**Records for the task**
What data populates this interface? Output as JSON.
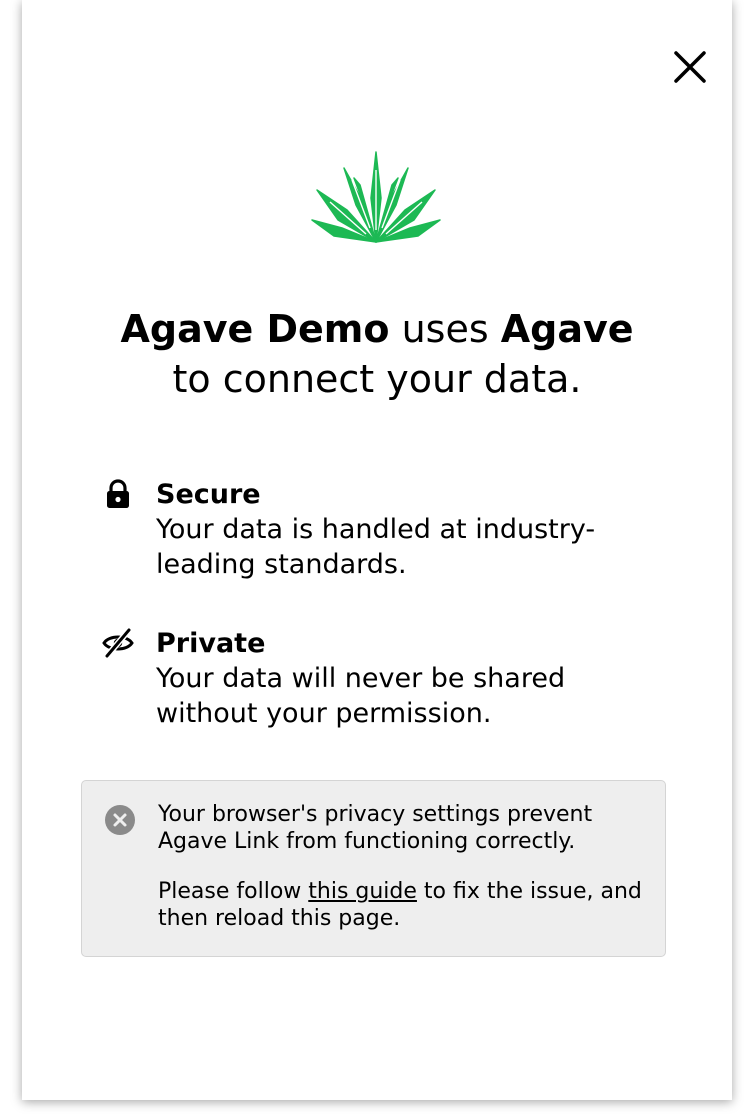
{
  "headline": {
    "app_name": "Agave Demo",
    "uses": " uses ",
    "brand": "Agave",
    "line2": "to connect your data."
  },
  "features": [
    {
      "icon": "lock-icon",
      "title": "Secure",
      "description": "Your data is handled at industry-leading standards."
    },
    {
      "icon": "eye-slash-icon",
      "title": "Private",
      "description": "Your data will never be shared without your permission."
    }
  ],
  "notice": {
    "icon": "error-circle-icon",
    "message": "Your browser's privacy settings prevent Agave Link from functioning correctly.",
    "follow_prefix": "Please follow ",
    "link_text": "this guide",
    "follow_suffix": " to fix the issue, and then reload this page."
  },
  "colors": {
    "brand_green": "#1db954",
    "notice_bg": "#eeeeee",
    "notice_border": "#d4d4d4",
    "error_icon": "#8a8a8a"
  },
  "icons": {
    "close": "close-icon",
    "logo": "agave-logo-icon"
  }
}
==
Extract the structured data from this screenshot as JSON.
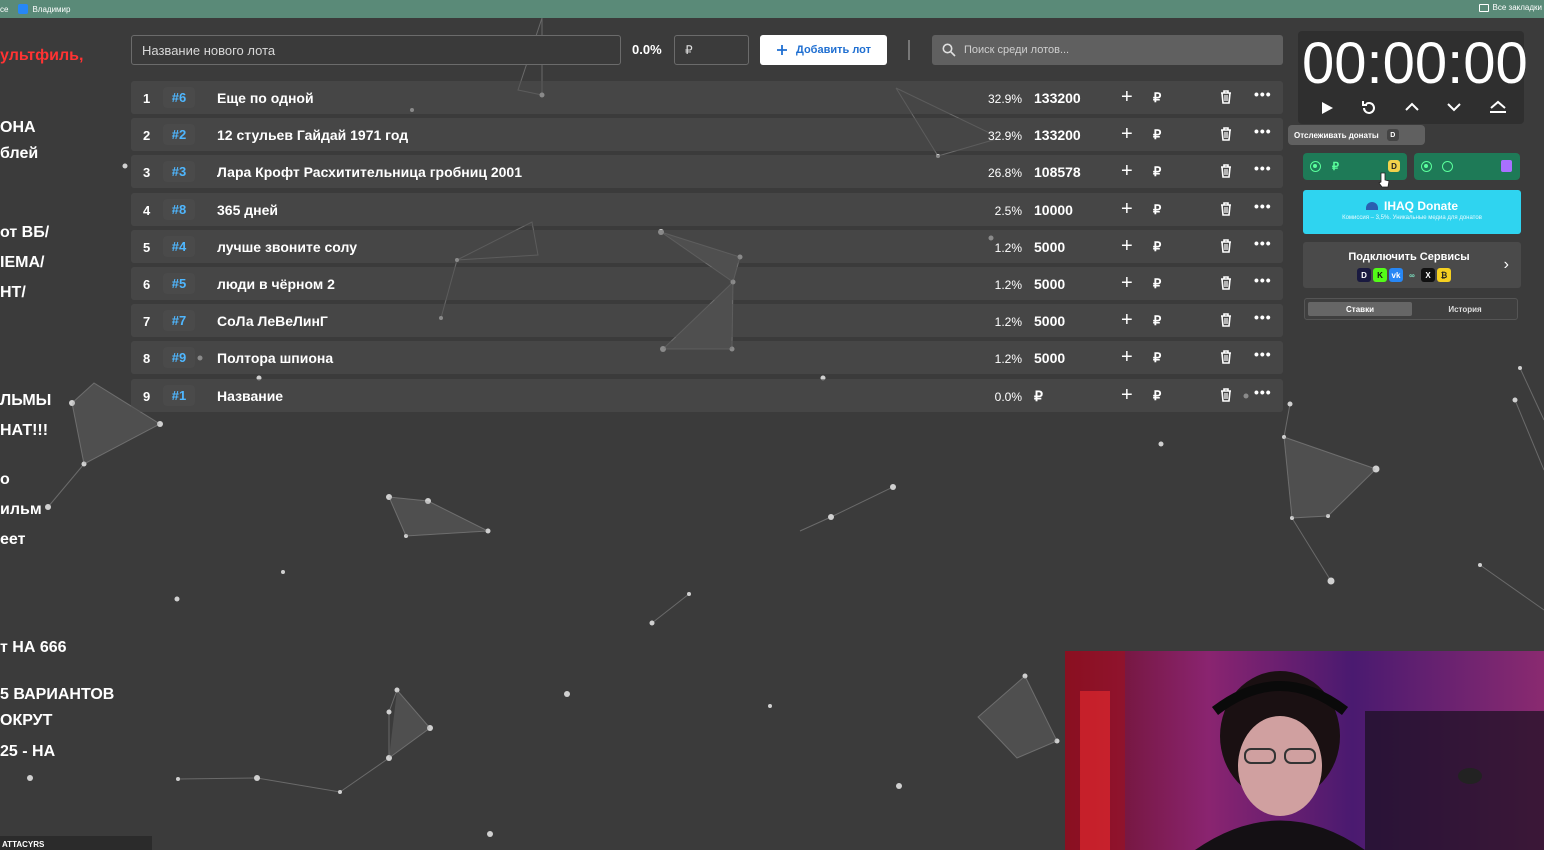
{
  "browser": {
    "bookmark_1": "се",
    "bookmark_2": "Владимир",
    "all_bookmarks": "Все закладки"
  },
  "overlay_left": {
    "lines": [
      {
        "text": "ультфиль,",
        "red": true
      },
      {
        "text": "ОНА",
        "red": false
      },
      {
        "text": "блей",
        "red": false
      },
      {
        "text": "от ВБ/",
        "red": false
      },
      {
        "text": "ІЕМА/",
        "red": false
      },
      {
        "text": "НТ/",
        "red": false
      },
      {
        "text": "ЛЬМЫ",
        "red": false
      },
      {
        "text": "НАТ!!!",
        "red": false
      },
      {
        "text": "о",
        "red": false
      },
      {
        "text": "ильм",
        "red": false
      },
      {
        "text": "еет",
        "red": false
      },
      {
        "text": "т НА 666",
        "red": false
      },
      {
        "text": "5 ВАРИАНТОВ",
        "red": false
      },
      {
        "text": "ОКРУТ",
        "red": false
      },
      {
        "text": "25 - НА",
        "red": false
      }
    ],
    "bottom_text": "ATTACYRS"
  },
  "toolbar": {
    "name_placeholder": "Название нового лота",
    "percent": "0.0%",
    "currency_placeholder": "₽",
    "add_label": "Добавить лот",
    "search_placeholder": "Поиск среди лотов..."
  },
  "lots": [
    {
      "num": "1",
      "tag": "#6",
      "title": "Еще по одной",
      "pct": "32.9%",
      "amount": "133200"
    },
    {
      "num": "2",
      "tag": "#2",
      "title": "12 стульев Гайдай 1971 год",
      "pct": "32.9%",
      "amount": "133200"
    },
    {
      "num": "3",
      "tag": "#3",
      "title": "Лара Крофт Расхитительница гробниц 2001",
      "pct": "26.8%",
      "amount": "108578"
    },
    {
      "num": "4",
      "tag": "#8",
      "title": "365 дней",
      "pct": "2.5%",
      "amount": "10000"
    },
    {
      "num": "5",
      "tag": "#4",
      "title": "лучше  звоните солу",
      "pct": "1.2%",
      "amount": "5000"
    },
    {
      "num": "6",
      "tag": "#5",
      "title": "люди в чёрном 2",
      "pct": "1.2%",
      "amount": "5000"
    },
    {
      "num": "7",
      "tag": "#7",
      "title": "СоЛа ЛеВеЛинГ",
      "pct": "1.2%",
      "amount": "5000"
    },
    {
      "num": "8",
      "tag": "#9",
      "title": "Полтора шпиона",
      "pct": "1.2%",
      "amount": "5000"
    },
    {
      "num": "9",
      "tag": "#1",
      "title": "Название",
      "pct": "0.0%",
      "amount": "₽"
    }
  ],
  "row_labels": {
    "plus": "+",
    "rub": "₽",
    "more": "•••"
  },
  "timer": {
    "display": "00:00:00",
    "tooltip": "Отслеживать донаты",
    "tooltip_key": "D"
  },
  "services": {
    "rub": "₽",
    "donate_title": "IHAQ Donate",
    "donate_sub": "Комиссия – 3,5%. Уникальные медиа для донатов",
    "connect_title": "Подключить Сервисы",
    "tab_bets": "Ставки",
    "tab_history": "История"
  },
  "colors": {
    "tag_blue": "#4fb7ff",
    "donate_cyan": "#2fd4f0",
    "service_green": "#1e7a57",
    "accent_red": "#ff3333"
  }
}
==
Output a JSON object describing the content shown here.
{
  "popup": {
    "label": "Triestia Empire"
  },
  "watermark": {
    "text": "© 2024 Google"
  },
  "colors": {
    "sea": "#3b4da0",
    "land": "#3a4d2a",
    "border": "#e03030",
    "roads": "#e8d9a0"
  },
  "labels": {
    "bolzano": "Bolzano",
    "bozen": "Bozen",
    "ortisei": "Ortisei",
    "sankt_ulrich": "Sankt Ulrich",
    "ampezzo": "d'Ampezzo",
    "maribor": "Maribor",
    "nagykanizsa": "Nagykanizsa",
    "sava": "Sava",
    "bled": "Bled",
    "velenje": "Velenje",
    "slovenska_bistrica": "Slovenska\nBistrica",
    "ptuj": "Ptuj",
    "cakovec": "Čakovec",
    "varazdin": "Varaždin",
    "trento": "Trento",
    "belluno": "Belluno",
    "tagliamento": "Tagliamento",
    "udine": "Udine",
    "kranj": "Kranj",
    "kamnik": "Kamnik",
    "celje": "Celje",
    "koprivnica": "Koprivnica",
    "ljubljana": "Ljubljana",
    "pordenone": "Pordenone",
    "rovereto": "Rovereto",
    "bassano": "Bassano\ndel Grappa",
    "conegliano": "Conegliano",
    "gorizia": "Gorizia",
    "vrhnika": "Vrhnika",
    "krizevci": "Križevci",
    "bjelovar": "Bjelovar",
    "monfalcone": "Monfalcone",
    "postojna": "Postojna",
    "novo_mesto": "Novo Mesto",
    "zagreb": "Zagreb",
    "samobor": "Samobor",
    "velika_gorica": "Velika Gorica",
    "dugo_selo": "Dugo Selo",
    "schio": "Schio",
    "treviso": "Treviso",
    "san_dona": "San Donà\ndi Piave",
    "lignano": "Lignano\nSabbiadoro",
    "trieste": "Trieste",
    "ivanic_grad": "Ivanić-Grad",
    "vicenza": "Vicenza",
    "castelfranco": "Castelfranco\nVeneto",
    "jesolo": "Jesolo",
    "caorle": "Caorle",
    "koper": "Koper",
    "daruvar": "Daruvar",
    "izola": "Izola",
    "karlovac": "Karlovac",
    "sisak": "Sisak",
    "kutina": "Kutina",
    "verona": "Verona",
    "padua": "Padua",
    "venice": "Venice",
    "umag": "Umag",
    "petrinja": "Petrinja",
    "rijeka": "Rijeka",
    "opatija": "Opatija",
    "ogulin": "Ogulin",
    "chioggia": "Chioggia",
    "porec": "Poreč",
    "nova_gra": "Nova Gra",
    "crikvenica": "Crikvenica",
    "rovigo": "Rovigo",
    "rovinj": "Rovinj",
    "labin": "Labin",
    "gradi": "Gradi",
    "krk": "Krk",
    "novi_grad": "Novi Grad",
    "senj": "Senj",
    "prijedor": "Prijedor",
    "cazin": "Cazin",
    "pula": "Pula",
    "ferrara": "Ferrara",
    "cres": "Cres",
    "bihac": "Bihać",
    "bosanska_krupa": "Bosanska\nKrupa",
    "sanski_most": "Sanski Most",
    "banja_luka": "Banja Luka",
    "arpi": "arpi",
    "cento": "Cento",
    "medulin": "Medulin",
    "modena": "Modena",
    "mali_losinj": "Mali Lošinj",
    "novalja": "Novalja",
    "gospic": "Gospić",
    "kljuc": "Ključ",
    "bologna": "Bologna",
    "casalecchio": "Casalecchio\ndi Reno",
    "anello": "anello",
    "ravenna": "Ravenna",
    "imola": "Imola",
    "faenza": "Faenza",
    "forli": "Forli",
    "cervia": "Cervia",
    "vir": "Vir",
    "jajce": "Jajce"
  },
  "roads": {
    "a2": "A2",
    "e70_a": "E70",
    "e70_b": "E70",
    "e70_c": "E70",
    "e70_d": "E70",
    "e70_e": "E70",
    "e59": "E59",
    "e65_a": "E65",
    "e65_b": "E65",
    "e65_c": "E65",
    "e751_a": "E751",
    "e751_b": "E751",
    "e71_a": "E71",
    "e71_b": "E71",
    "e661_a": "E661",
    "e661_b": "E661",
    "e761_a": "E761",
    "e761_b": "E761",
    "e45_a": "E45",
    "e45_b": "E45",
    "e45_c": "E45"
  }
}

**Problem description**
Pick out the lines that contain "Название" and copy them.

**Written solution**
    "name_placeholder": "Название нового лота",
      "title": "Название",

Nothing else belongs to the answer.